◆ REQUIRED WORK ◆
Compute how many lines in the entries below include the string "phyloP". Only the number is wanted.

Dataset items
[Start of section]
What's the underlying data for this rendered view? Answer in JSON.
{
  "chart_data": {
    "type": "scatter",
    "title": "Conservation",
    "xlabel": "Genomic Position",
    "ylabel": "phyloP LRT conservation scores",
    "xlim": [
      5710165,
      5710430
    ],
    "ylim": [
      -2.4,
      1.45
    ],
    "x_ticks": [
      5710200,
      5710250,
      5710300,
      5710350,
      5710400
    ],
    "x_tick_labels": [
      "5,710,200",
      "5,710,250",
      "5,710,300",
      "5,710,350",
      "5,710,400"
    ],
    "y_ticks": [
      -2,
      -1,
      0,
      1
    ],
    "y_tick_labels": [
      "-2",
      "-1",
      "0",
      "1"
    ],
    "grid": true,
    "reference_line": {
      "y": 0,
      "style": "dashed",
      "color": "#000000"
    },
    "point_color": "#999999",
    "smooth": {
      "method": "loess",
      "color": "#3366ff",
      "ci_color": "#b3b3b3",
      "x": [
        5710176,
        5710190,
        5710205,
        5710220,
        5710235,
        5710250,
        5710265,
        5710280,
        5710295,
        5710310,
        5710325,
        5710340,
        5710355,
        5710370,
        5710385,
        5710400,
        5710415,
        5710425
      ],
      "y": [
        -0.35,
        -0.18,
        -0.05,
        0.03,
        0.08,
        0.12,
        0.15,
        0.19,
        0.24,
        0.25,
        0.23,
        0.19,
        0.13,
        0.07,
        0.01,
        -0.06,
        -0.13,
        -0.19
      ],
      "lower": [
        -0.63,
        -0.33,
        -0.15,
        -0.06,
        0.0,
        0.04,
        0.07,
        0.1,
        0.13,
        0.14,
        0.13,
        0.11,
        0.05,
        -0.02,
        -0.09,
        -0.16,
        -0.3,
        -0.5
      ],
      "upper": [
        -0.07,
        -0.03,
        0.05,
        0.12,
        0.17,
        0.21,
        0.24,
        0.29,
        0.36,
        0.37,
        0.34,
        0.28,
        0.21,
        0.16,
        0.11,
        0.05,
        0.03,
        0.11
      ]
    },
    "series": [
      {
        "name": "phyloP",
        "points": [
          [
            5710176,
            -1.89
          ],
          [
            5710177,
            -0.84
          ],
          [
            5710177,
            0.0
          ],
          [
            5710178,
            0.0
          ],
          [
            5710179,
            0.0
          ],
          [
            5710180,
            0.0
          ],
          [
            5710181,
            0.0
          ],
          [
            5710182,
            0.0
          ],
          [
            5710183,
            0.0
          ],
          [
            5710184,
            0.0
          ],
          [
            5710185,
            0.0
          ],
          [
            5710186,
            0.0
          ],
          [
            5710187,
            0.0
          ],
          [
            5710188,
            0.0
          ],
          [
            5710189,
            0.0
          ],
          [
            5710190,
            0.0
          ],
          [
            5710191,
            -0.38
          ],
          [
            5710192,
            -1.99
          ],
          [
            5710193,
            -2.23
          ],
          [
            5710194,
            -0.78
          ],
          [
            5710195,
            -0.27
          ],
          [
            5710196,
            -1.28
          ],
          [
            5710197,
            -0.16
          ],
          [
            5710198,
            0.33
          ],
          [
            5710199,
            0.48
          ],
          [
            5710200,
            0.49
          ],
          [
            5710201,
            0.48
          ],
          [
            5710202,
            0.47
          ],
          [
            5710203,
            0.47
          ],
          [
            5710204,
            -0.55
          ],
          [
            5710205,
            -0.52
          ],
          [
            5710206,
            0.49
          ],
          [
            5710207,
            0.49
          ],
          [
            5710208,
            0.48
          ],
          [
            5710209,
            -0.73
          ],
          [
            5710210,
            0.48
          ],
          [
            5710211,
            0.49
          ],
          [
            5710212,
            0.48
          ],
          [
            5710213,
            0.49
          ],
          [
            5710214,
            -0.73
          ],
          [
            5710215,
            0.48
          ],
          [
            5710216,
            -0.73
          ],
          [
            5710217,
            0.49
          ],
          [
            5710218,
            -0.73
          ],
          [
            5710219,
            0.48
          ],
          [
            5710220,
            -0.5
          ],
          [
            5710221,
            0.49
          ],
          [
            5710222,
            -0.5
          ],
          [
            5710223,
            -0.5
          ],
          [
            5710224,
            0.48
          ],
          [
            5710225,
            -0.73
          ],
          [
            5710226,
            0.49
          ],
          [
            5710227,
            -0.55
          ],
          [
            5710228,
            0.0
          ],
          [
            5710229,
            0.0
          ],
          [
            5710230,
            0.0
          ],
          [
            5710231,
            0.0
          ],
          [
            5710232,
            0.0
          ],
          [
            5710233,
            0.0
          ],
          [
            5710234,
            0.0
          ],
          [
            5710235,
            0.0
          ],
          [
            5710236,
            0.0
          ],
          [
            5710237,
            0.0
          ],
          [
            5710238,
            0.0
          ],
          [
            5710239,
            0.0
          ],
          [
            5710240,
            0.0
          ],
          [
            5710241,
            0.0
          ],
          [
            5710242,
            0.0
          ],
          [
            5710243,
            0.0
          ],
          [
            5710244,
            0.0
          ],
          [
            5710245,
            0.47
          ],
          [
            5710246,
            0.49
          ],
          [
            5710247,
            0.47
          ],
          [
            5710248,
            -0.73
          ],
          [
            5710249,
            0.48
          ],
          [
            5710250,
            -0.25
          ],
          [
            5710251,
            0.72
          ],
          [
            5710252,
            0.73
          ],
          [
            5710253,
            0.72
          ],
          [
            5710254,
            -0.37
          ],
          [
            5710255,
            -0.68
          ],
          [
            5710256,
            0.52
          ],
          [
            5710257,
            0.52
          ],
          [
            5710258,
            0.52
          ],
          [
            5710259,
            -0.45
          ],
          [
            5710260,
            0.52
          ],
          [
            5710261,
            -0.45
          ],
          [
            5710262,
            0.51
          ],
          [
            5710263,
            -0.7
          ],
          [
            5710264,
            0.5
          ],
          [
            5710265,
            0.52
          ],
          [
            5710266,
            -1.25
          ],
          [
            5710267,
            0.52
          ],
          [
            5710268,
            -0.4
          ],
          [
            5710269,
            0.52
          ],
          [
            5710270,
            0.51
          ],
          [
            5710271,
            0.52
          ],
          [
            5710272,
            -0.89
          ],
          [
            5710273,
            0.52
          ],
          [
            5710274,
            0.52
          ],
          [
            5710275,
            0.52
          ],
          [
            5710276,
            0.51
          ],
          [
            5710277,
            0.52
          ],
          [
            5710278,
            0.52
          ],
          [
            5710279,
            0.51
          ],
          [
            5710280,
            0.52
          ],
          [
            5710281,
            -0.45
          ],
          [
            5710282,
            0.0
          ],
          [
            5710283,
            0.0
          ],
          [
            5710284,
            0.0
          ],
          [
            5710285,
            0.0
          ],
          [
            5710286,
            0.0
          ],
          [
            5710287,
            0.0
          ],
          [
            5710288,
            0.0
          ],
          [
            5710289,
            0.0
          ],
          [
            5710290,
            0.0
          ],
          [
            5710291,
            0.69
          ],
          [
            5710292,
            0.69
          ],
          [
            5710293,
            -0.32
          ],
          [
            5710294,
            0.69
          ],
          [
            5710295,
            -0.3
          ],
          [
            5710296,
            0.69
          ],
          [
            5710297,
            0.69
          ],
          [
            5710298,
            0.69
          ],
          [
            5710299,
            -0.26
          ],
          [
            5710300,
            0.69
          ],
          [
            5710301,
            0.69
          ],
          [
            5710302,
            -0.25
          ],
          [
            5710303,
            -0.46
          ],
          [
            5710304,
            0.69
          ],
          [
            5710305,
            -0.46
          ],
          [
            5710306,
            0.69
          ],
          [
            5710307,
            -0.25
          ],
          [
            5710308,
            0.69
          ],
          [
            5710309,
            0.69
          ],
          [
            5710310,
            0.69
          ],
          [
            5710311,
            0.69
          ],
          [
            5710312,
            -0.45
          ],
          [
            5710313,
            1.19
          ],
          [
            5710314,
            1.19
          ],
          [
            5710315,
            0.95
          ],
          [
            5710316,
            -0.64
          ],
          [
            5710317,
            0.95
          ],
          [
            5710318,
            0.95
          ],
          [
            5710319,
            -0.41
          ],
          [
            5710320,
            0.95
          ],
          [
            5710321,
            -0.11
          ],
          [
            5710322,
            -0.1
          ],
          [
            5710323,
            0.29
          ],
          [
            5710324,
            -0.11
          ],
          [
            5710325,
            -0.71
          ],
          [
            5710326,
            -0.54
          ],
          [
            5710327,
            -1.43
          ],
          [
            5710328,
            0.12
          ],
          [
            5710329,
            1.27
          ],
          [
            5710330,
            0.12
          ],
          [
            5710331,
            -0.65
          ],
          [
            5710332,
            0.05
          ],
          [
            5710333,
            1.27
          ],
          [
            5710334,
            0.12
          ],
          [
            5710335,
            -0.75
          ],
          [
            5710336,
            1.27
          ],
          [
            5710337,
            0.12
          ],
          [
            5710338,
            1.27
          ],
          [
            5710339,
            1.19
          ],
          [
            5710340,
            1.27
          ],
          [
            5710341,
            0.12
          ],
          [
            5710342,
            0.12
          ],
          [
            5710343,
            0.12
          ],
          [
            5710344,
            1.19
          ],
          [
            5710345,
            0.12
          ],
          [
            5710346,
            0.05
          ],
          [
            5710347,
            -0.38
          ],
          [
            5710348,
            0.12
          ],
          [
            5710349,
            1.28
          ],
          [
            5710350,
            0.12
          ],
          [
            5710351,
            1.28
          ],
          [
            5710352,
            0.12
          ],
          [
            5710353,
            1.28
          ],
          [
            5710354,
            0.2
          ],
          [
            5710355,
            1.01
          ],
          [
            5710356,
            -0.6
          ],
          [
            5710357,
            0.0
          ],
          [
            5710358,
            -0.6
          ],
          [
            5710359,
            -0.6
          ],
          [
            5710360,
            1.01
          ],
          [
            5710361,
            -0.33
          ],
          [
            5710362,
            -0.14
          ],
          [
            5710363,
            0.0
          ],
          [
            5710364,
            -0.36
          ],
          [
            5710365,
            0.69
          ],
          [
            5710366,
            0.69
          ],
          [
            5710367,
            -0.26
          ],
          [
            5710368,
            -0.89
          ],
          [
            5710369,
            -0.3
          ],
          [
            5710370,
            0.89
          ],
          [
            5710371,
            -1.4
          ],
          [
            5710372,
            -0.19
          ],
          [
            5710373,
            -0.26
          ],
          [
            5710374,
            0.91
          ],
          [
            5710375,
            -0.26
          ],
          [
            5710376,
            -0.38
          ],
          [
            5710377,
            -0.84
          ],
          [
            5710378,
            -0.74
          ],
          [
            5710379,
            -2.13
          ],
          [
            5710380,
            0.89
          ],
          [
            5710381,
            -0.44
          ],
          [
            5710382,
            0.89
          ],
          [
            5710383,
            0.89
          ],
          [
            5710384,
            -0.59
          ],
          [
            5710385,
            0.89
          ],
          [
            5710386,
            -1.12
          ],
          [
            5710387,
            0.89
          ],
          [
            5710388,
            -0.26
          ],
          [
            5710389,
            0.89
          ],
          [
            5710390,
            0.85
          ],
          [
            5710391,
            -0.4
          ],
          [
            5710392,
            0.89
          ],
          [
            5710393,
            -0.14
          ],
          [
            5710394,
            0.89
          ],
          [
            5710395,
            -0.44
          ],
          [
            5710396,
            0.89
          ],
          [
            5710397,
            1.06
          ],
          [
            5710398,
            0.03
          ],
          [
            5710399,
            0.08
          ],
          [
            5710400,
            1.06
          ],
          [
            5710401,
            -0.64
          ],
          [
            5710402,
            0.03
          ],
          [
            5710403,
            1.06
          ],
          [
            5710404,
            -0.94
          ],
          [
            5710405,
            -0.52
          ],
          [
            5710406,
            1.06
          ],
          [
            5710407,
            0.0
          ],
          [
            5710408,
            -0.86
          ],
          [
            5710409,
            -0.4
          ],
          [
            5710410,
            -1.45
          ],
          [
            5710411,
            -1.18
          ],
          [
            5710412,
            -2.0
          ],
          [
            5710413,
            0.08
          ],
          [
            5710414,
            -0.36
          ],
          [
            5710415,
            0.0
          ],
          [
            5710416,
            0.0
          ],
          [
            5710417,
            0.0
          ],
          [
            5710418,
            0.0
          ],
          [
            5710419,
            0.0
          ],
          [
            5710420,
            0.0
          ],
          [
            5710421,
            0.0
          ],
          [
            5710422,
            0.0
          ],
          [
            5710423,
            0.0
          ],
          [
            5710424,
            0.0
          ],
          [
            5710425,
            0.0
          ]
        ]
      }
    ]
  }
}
[End of section]
◆ REPLY TO THE TASK ◆
2